§ **RECORDS**
■ ■ ■

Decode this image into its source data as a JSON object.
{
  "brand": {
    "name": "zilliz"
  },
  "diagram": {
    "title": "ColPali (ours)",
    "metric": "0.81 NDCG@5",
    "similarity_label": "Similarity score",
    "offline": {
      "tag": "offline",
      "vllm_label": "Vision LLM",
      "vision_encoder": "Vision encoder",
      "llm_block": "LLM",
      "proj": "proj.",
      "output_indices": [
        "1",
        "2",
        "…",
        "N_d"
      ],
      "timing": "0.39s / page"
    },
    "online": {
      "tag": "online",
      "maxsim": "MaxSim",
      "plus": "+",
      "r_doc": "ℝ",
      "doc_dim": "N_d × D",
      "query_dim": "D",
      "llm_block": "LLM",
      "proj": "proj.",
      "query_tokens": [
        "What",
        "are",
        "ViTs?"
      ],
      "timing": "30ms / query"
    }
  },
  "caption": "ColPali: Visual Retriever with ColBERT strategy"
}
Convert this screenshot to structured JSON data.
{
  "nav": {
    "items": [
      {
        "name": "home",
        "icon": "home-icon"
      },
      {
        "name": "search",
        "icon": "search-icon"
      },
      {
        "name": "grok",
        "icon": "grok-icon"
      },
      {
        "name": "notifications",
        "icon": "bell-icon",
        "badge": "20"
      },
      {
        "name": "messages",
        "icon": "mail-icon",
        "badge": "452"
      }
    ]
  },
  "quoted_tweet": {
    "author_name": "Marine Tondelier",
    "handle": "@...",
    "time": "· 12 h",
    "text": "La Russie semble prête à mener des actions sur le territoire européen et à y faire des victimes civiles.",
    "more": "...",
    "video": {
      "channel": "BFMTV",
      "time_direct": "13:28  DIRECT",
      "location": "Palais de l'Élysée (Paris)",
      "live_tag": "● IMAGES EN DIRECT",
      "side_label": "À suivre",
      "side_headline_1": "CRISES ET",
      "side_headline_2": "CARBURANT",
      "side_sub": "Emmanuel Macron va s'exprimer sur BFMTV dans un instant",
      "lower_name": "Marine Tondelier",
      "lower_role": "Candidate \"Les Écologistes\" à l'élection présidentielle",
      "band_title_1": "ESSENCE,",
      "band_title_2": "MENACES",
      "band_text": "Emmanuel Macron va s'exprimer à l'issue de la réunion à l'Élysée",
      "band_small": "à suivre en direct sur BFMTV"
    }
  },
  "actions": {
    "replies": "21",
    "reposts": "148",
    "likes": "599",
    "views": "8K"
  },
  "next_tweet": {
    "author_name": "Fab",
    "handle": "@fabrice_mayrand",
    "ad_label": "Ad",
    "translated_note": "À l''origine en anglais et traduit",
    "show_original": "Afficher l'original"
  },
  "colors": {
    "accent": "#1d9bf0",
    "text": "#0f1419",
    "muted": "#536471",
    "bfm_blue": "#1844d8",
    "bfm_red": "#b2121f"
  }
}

■ ■ ■

§ **STATED PROBLEM**
Return every line containing "ColPali".

§ **FINAL ANSWER**
    "title": "ColPali (ours)",
  "caption": "ColPali: Visual Retriever with ColBERT strategy"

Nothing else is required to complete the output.